▶ _Work to be completed_
Leave out the pictures, then reproduce the rest of the material exactly.

▶ _Records for this task_
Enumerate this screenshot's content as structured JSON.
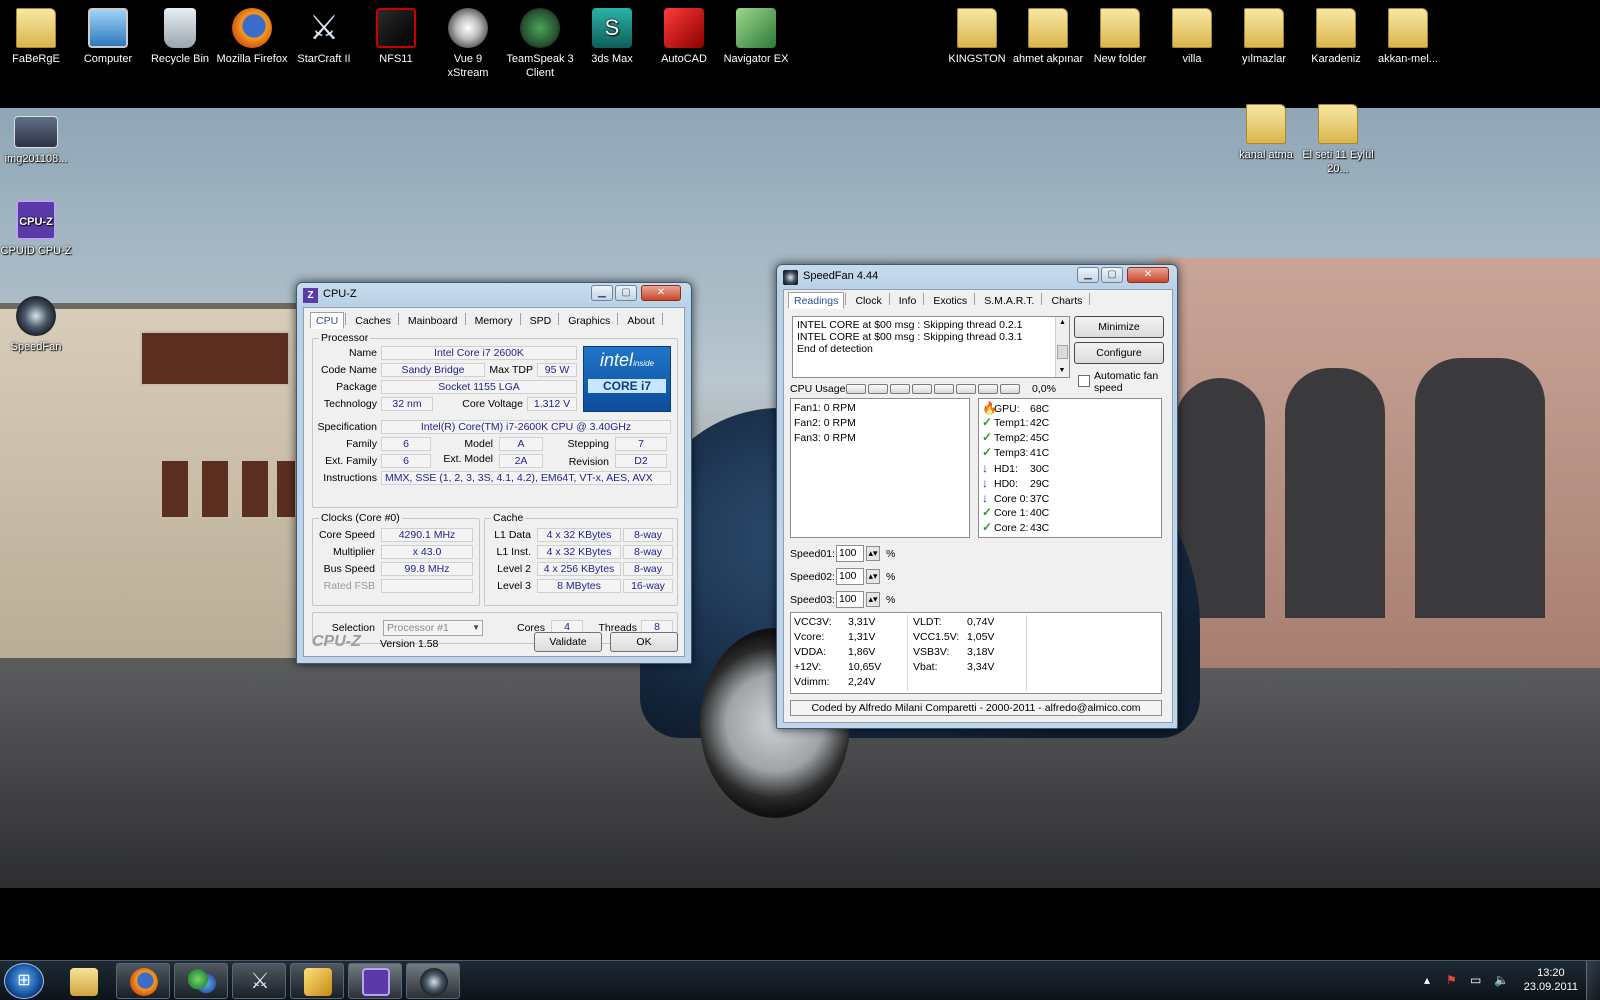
{
  "desktop": {
    "top_icons": [
      {
        "label": "FaBeRgE",
        "icon": "user-folder-icon"
      },
      {
        "label": "Computer",
        "icon": "computer-icon"
      },
      {
        "label": "Recycle Bin",
        "icon": "recycle-bin-icon"
      },
      {
        "label": "Mozilla Firefox",
        "icon": "firefox-icon"
      },
      {
        "label": "StarCraft II",
        "icon": "starcraft-icon"
      },
      {
        "label": "NFS11",
        "icon": "nfs-icon"
      },
      {
        "label": "Vue 9 xStream",
        "icon": "vue-icon"
      },
      {
        "label": "TeamSpeak 3 Client",
        "icon": "teamspeak-icon"
      },
      {
        "label": "3ds Max",
        "icon": "3dsmax-icon"
      },
      {
        "label": "AutoCAD",
        "icon": "autocad-icon"
      },
      {
        "label": "Navigator EX",
        "icon": "navigator-icon"
      },
      {
        "label": "KINGSTON",
        "icon": "folder-icon"
      },
      {
        "label": "ahmet akpınar",
        "icon": "folder-icon"
      },
      {
        "label": "New folder",
        "icon": "folder-icon"
      },
      {
        "label": "villa",
        "icon": "folder-icon"
      },
      {
        "label": "yılmazlar",
        "icon": "folder-icon"
      },
      {
        "label": "Karadeniz",
        "icon": "folder-icon"
      },
      {
        "label": "akkan-mel...",
        "icon": "folder-icon"
      }
    ],
    "left_icons": [
      {
        "label": "img201108...",
        "icon": "image-icon"
      },
      {
        "label": "CPUID CPU-Z",
        "icon": "cpuz-icon"
      },
      {
        "label": "SpeedFan",
        "icon": "speedfan-icon"
      }
    ],
    "right_icons": [
      {
        "label": "kanal atma",
        "icon": "folder-icon"
      },
      {
        "label": "El seti 11 Eylül 20...",
        "icon": "folder-icon"
      }
    ]
  },
  "cpuz": {
    "title": "CPU-Z",
    "tabs": [
      "CPU",
      "Caches",
      "Mainboard",
      "Memory",
      "SPD",
      "Graphics",
      "About"
    ],
    "active_tab": "CPU",
    "processor": {
      "group_label": "Processor",
      "name_label": "Name",
      "name": "Intel Core i7 2600K",
      "codename_label": "Code Name",
      "codename": "Sandy Bridge",
      "maxtdp_label": "Max TDP",
      "maxtdp": "95 W",
      "package_label": "Package",
      "package": "Socket 1155 LGA",
      "technology_label": "Technology",
      "technology": "32 nm",
      "corevoltage_label": "Core Voltage",
      "corevoltage": "1.312 V",
      "spec_label": "Specification",
      "spec": "Intel(R) Core(TM) i7-2600K CPU @ 3.40GHz",
      "family_label": "Family",
      "family": "6",
      "model_label": "Model",
      "model": "A",
      "stepping_label": "Stepping",
      "stepping": "7",
      "extfamily_label": "Ext. Family",
      "extfamily": "6",
      "extmodel_label": "Ext. Model",
      "extmodel": "2A",
      "revision_label": "Revision",
      "revision": "D2",
      "instructions_label": "Instructions",
      "instructions": "MMX, SSE (1, 2, 3, 3S, 4.1, 4.2), EM64T, VT-x, AES, AVX",
      "logo_inside": "inside",
      "logo_brand": "intel",
      "logo_core": "CORE i7"
    },
    "clocks": {
      "group_label": "Clocks (Core #0)",
      "corespeed_label": "Core Speed",
      "corespeed": "4290.1 MHz",
      "multiplier_label": "Multiplier",
      "multiplier": "x 43.0",
      "busspeed_label": "Bus Speed",
      "busspeed": "99.8 MHz",
      "ratedfsb_label": "Rated FSB",
      "ratedfsb": ""
    },
    "cache": {
      "group_label": "Cache",
      "rows": [
        {
          "label": "L1 Data",
          "size": "4 x 32 KBytes",
          "way": "8-way"
        },
        {
          "label": "L1 Inst.",
          "size": "4 x 32 KBytes",
          "way": "8-way"
        },
        {
          "label": "Level 2",
          "size": "4 x 256 KBytes",
          "way": "8-way"
        },
        {
          "label": "Level 3",
          "size": "8 MBytes",
          "way": "16-way"
        }
      ]
    },
    "selection_label": "Selection",
    "selection": "Processor #1",
    "cores_label": "Cores",
    "cores": "4",
    "threads_label": "Threads",
    "threads": "8",
    "brand": "CPU-Z",
    "version": "Version 1.58",
    "validate_label": "Validate",
    "ok_label": "OK"
  },
  "speedfan": {
    "title": "SpeedFan 4.44",
    "tabs": [
      "Readings",
      "Clock",
      "Info",
      "Exotics",
      "S.M.A.R.T.",
      "Charts"
    ],
    "active_tab": "Readings",
    "log_lines": [
      "INTEL CORE at $00 msg : Skipping thread 0.2.1",
      "INTEL CORE at $00 msg : Skipping thread 0.3.1",
      "End of detection"
    ],
    "minimize_label": "Minimize",
    "configure_label": "Configure",
    "auto_fan_label": "Automatic fan speed",
    "auto_fan_checked": false,
    "cpu_usage_label": "CPU Usage",
    "cpu_usage_value": "0,0%",
    "fans": [
      "Fan1: 0 RPM",
      "Fan2: 0 RPM",
      "Fan3: 0 RPM"
    ],
    "temps": [
      {
        "label": "GPU:",
        "value": "68C",
        "status": "hot"
      },
      {
        "label": "Temp1:",
        "value": "42C",
        "status": "ok"
      },
      {
        "label": "Temp2:",
        "value": "45C",
        "status": "ok"
      },
      {
        "label": "Temp3:",
        "value": "41C",
        "status": "ok"
      },
      {
        "label": "HD1:",
        "value": "30C",
        "status": "down"
      },
      {
        "label": "HD0:",
        "value": "29C",
        "status": "down"
      },
      {
        "label": "Core 0:",
        "value": "37C",
        "status": "down"
      },
      {
        "label": "Core 1:",
        "value": "40C",
        "status": "ok"
      },
      {
        "label": "Core 2:",
        "value": "43C",
        "status": "ok"
      }
    ],
    "speeds": [
      {
        "label": "Speed01:",
        "value": "100",
        "unit": "%"
      },
      {
        "label": "Speed02:",
        "value": "100",
        "unit": "%"
      },
      {
        "label": "Speed03:",
        "value": "100",
        "unit": "%"
      }
    ],
    "voltages_left": [
      {
        "label": "VCC3V:",
        "value": "3,31V"
      },
      {
        "label": "Vcore:",
        "value": "1,31V"
      },
      {
        "label": "VDDA:",
        "value": "1,86V"
      },
      {
        "label": "+12V:",
        "value": "10,65V"
      },
      {
        "label": "Vdimm:",
        "value": "2,24V"
      }
    ],
    "voltages_right": [
      {
        "label": "VLDT:",
        "value": "0,74V"
      },
      {
        "label": "VCC1.5V:",
        "value": "1,05V"
      },
      {
        "label": "VSB3V:",
        "value": "3,18V"
      },
      {
        "label": "Vbat:",
        "value": "3,34V"
      }
    ],
    "footer": "Coded by Alfredo Milani Comparetti - 2000-2011 - alfredo@almico.com"
  },
  "taskbar": {
    "items": [
      "explorer-icon",
      "firefox-icon",
      "messenger-icon",
      "starcraft-icon",
      "autocad-icon",
      "cpuz-icon",
      "speedfan-icon"
    ],
    "time": "13:20",
    "date": "23.09.2011"
  }
}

▶ _Response to this task_
Enumerate this screenshot's content as structured JSON.
{
  "desktop": {
    "top_icons": [
      {
        "label": "FaBeRgE",
        "icon": "user-folder-icon"
      },
      {
        "label": "Computer",
        "icon": "computer-icon"
      },
      {
        "label": "Recycle Bin",
        "icon": "recycle-bin-icon"
      },
      {
        "label": "Mozilla Firefox",
        "icon": "firefox-icon"
      },
      {
        "label": "StarCraft II",
        "icon": "starcraft-icon"
      },
      {
        "label": "NFS11",
        "icon": "nfs-icon"
      },
      {
        "label": "Vue 9 xStream",
        "icon": "vue-icon"
      },
      {
        "label": "TeamSpeak 3 Client",
        "icon": "teamspeak-icon"
      },
      {
        "label": "3ds Max",
        "icon": "3dsmax-icon"
      },
      {
        "label": "AutoCAD",
        "icon": "autocad-icon"
      },
      {
        "label": "Navigator EX",
        "icon": "navigator-icon"
      },
      {
        "label": "KINGSTON",
        "icon": "folder-icon"
      },
      {
        "label": "ahmet akpınar",
        "icon": "folder-icon"
      },
      {
        "label": "New folder",
        "icon": "folder-icon"
      },
      {
        "label": "villa",
        "icon": "folder-icon"
      },
      {
        "label": "yılmazlar",
        "icon": "folder-icon"
      },
      {
        "label": "Karadeniz",
        "icon": "folder-icon"
      },
      {
        "label": "akkan-mel...",
        "icon": "folder-icon"
      }
    ],
    "left_icons": [
      {
        "label": "img201108...",
        "icon": "image-icon"
      },
      {
        "label": "CPUID CPU-Z",
        "icon": "cpuz-icon"
      },
      {
        "label": "SpeedFan",
        "icon": "speedfan-icon"
      }
    ],
    "right_icons": [
      {
        "label": "kanal atma",
        "icon": "folder-icon"
      },
      {
        "label": "El seti 11 Eylül 20...",
        "icon": "folder-icon"
      }
    ]
  },
  "cpuz": {
    "title": "CPU-Z",
    "tabs": [
      "CPU",
      "Caches",
      "Mainboard",
      "Memory",
      "SPD",
      "Graphics",
      "About"
    ],
    "active_tab": "CPU",
    "processor": {
      "group_label": "Processor",
      "name_label": "Name",
      "name": "Intel Core i7 2600K",
      "codename_label": "Code Name",
      "codename": "Sandy Bridge",
      "maxtdp_label": "Max TDP",
      "maxtdp": "95 W",
      "package_label": "Package",
      "package": "Socket 1155 LGA",
      "technology_label": "Technology",
      "technology": "32 nm",
      "corevoltage_label": "Core Voltage",
      "corevoltage": "1.312 V",
      "spec_label": "Specification",
      "spec": "Intel(R) Core(TM) i7-2600K CPU @ 3.40GHz",
      "family_label": "Family",
      "family": "6",
      "model_label": "Model",
      "model": "A",
      "stepping_label": "Stepping",
      "stepping": "7",
      "extfamily_label": "Ext. Family",
      "extfamily": "6",
      "extmodel_label": "Ext. Model",
      "extmodel": "2A",
      "revision_label": "Revision",
      "revision": "D2",
      "instructions_label": "Instructions",
      "instructions": "MMX, SSE (1, 2, 3, 3S, 4.1, 4.2), EM64T, VT-x, AES, AVX",
      "logo_inside": "inside",
      "logo_brand": "intel",
      "logo_core": "CORE i7"
    },
    "clocks": {
      "group_label": "Clocks (Core #0)",
      "corespeed_label": "Core Speed",
      "corespeed": "4290.1 MHz",
      "multiplier_label": "Multiplier",
      "multiplier": "x 43.0",
      "busspeed_label": "Bus Speed",
      "busspeed": "99.8 MHz",
      "ratedfsb_label": "Rated FSB",
      "ratedfsb": ""
    },
    "cache": {
      "group_label": "Cache",
      "rows": [
        {
          "label": "L1 Data",
          "size": "4 x 32 KBytes",
          "way": "8-way"
        },
        {
          "label": "L1 Inst.",
          "size": "4 x 32 KBytes",
          "way": "8-way"
        },
        {
          "label": "Level 2",
          "size": "4 x 256 KBytes",
          "way": "8-way"
        },
        {
          "label": "Level 3",
          "size": "8 MBytes",
          "way": "16-way"
        }
      ]
    },
    "selection_label": "Selection",
    "selection": "Processor #1",
    "cores_label": "Cores",
    "cores": "4",
    "threads_label": "Threads",
    "threads": "8",
    "brand": "CPU-Z",
    "version": "Version 1.58",
    "validate_label": "Validate",
    "ok_label": "OK"
  },
  "speedfan": {
    "title": "SpeedFan 4.44",
    "tabs": [
      "Readings",
      "Clock",
      "Info",
      "Exotics",
      "S.M.A.R.T.",
      "Charts"
    ],
    "active_tab": "Readings",
    "log_lines": [
      "INTEL CORE at $00 msg : Skipping thread 0.2.1",
      "INTEL CORE at $00 msg : Skipping thread 0.3.1",
      "End of detection"
    ],
    "minimize_label": "Minimize",
    "configure_label": "Configure",
    "auto_fan_label": "Automatic fan speed",
    "auto_fan_checked": false,
    "cpu_usage_label": "CPU Usage",
    "cpu_usage_value": "0,0%",
    "fans": [
      "Fan1: 0 RPM",
      "Fan2: 0 RPM",
      "Fan3: 0 RPM"
    ],
    "temps": [
      {
        "label": "GPU:",
        "value": "68C",
        "status": "hot"
      },
      {
        "label": "Temp1:",
        "value": "42C",
        "status": "ok"
      },
      {
        "label": "Temp2:",
        "value": "45C",
        "status": "ok"
      },
      {
        "label": "Temp3:",
        "value": "41C",
        "status": "ok"
      },
      {
        "label": "HD1:",
        "value": "30C",
        "status": "down"
      },
      {
        "label": "HD0:",
        "value": "29C",
        "status": "down"
      },
      {
        "label": "Core 0:",
        "value": "37C",
        "status": "down"
      },
      {
        "label": "Core 1:",
        "value": "40C",
        "status": "ok"
      },
      {
        "label": "Core 2:",
        "value": "43C",
        "status": "ok"
      }
    ],
    "speeds": [
      {
        "label": "Speed01:",
        "value": "100",
        "unit": "%"
      },
      {
        "label": "Speed02:",
        "value": "100",
        "unit": "%"
      },
      {
        "label": "Speed03:",
        "value": "100",
        "unit": "%"
      }
    ],
    "voltages_left": [
      {
        "label": "VCC3V:",
        "value": "3,31V"
      },
      {
        "label": "Vcore:",
        "value": "1,31V"
      },
      {
        "label": "VDDA:",
        "value": "1,86V"
      },
      {
        "label": "+12V:",
        "value": "10,65V"
      },
      {
        "label": "Vdimm:",
        "value": "2,24V"
      }
    ],
    "voltages_right": [
      {
        "label": "VLDT:",
        "value": "0,74V"
      },
      {
        "label": "VCC1.5V:",
        "value": "1,05V"
      },
      {
        "label": "VSB3V:",
        "value": "3,18V"
      },
      {
        "label": "Vbat:",
        "value": "3,34V"
      }
    ],
    "footer": "Coded by Alfredo Milani Comparetti - 2000-2011 - alfredo@almico.com"
  },
  "taskbar": {
    "items": [
      "explorer-icon",
      "firefox-icon",
      "messenger-icon",
      "starcraft-icon",
      "autocad-icon",
      "cpuz-icon",
      "speedfan-icon"
    ],
    "time": "13:20",
    "date": "23.09.2011"
  }
}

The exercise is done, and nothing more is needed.